◆ **The request**
Look through the records below, and copy out every line that holds the string "Binding".
■ ■ ■ ■ ■ ■ ■
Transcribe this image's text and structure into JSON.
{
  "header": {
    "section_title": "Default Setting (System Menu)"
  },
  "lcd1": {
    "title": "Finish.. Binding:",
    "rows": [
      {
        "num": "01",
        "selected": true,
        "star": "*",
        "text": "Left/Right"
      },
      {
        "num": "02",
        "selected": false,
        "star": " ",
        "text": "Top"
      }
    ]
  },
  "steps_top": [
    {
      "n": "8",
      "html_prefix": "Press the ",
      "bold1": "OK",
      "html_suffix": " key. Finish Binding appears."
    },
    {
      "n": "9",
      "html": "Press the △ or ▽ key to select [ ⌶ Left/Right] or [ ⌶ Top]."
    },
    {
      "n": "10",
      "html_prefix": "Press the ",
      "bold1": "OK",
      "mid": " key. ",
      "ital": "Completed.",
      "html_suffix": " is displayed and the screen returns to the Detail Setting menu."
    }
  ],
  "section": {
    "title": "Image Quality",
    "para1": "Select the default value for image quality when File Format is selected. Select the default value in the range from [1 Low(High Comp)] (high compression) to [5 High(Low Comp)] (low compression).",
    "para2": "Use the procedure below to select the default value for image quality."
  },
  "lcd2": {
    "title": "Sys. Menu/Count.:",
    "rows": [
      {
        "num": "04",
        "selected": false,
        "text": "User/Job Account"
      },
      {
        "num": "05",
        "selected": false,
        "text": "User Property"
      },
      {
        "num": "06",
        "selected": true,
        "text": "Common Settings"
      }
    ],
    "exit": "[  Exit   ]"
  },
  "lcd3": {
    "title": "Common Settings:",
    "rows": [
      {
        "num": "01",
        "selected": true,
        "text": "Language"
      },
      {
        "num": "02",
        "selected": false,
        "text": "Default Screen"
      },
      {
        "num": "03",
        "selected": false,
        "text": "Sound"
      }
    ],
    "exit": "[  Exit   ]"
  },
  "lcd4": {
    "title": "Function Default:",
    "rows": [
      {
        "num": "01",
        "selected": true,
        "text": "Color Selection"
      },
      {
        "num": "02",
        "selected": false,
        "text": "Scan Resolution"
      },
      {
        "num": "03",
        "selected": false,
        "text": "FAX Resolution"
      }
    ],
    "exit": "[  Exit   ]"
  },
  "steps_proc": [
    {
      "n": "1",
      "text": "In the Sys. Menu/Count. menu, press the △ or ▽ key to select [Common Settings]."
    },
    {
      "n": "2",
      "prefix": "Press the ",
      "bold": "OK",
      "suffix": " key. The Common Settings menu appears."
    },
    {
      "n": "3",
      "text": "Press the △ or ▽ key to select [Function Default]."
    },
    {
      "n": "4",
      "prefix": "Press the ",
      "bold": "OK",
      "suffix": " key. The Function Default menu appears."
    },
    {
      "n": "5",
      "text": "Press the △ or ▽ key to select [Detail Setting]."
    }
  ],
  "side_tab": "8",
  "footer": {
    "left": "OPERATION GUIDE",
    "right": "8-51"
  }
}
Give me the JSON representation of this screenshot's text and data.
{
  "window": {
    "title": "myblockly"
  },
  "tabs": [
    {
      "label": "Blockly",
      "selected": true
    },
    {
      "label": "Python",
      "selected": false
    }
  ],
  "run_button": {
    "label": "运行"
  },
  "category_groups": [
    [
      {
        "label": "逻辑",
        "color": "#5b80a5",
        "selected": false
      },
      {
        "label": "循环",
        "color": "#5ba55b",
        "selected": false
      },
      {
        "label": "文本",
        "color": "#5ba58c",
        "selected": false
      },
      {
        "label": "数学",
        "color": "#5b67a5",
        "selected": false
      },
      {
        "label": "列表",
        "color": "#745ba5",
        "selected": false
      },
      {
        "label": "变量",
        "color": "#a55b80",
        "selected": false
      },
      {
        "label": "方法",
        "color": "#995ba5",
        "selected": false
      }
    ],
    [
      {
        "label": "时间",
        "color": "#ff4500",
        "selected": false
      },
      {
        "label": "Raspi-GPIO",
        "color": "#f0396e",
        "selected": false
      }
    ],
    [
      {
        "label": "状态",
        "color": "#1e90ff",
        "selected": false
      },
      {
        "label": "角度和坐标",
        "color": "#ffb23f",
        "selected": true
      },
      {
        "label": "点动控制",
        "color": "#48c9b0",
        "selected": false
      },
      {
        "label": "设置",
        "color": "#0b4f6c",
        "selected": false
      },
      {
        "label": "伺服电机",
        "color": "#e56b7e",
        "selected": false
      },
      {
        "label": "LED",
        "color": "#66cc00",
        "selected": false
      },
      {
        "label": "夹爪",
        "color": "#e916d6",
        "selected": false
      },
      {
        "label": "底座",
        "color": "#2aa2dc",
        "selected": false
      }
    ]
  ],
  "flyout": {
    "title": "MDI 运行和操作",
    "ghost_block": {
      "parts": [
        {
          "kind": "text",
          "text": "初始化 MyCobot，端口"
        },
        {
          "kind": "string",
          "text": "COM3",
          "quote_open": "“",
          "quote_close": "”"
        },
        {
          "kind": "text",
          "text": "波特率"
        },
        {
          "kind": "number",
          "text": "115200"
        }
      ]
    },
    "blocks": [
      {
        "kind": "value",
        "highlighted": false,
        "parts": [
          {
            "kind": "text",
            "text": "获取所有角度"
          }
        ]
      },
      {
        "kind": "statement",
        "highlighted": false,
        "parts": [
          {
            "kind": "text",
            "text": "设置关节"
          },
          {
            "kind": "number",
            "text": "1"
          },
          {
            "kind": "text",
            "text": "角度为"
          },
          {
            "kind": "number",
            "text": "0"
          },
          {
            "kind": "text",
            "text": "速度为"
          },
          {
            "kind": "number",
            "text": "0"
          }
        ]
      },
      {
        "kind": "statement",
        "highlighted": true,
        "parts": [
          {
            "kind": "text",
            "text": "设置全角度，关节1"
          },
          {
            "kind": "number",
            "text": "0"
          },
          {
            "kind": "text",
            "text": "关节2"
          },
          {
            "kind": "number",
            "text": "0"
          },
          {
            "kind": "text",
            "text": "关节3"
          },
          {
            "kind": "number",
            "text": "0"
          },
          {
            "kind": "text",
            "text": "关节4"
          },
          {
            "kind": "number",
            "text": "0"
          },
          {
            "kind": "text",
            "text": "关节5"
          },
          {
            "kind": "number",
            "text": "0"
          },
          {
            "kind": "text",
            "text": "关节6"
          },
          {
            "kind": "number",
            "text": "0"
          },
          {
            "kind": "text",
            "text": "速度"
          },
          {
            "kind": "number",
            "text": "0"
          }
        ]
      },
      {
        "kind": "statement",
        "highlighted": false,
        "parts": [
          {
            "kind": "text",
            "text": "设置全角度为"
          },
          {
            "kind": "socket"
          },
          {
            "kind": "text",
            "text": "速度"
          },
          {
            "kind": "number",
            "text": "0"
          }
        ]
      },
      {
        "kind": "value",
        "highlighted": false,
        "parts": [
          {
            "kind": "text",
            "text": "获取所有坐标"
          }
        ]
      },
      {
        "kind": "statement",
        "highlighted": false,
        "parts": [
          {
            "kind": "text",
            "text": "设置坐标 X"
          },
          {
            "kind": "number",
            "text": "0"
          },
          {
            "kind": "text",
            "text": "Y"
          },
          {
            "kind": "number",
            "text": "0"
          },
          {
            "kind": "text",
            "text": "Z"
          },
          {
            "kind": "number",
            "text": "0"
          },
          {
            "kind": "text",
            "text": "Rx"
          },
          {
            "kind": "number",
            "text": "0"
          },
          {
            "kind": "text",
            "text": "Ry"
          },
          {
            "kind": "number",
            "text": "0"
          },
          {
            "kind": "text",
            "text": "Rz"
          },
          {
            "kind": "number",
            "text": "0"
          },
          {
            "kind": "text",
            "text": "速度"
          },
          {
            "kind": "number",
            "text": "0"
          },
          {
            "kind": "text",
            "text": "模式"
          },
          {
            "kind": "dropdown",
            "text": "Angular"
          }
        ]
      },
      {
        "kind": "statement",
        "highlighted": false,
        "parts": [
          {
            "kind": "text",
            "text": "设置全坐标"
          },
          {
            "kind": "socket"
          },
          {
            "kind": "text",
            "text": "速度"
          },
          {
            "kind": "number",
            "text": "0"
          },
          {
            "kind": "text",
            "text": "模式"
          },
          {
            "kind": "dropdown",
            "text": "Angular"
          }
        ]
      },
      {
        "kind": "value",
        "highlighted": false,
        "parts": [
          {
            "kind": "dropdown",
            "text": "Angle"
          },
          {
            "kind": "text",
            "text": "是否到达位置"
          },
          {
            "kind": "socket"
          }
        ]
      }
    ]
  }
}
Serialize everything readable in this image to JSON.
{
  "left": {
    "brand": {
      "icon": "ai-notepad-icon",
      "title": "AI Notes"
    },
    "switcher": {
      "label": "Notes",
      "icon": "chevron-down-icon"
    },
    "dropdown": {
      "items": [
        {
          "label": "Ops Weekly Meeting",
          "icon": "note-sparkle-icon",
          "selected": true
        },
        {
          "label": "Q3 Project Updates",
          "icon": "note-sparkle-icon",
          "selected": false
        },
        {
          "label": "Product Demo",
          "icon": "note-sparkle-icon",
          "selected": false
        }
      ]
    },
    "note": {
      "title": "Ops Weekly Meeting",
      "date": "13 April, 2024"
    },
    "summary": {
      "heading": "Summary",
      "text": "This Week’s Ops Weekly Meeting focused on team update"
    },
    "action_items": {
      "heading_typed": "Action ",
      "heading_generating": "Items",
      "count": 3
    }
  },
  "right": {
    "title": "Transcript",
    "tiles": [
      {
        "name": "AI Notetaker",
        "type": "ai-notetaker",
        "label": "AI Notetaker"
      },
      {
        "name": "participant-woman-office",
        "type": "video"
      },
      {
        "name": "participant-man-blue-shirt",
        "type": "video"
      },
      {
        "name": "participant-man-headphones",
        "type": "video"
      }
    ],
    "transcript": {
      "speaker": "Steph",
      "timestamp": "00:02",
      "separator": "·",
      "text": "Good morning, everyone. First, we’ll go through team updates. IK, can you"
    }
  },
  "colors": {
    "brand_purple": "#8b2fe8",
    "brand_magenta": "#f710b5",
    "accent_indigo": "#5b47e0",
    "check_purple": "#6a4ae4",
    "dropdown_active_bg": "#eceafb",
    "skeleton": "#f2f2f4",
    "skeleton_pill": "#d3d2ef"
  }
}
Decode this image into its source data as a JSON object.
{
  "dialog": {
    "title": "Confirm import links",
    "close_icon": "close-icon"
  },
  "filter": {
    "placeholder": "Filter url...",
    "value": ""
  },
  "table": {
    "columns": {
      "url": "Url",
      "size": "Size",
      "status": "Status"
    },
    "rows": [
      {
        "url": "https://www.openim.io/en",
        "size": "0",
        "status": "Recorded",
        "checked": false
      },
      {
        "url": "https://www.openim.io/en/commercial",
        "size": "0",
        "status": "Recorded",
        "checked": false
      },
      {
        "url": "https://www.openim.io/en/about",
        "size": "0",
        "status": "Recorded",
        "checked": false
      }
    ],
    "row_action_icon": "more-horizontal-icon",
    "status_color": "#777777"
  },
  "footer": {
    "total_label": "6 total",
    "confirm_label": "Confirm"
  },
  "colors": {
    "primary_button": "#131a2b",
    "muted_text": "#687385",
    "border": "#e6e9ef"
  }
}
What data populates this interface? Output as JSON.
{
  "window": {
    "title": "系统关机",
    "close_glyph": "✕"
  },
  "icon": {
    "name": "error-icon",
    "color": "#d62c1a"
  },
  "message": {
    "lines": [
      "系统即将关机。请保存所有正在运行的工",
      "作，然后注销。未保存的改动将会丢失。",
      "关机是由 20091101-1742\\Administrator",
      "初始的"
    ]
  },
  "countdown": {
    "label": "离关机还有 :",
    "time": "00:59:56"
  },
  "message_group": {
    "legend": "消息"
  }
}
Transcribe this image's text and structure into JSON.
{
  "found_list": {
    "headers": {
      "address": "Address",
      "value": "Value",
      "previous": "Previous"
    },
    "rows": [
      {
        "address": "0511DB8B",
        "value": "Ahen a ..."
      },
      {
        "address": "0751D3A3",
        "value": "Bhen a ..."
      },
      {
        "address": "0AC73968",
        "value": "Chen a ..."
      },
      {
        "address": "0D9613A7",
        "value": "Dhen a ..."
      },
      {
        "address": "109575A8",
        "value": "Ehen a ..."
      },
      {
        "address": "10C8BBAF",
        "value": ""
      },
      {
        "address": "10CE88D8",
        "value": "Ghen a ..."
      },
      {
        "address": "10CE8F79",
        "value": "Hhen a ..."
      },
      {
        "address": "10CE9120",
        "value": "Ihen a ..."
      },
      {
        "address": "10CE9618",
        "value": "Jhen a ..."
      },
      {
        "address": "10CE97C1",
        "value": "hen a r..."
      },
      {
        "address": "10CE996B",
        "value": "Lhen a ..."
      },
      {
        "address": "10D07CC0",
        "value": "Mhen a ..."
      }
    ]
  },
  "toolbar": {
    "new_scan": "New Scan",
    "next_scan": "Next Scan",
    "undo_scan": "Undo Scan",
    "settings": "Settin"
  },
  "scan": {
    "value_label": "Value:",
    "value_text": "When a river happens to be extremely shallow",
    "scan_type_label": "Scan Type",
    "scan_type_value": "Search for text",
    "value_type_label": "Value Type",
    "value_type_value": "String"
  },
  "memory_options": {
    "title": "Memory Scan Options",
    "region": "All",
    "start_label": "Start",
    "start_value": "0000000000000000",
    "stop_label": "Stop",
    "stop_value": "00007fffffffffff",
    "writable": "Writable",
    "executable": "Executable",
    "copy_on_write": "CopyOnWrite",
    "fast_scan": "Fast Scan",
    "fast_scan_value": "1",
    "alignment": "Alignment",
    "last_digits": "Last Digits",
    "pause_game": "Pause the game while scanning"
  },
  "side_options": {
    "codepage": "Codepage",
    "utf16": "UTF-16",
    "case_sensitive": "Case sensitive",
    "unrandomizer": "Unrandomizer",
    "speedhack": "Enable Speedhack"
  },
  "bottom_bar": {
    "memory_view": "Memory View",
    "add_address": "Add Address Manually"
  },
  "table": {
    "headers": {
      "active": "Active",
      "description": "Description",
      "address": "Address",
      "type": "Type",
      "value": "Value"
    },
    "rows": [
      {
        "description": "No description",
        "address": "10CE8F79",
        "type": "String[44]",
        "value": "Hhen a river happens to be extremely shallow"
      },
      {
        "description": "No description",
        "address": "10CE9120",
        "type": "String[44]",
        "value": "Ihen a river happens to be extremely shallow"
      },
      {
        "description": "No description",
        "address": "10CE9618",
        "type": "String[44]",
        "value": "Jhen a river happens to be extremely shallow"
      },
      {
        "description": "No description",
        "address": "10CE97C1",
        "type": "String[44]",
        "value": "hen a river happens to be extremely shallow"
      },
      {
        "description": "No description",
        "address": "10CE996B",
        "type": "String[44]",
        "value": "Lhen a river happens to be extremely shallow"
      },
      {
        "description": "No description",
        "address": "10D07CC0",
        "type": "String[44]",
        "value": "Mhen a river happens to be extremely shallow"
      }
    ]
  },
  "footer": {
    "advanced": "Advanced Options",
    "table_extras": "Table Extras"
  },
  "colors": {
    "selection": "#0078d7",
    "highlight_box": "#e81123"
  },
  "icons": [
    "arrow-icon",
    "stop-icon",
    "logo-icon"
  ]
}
■ ■ ■ ■ ■ ■ ■
◆ **Task response**
    "title": "Finish.. Binding:",
      "html_suffix": " key. Finish Binding appears."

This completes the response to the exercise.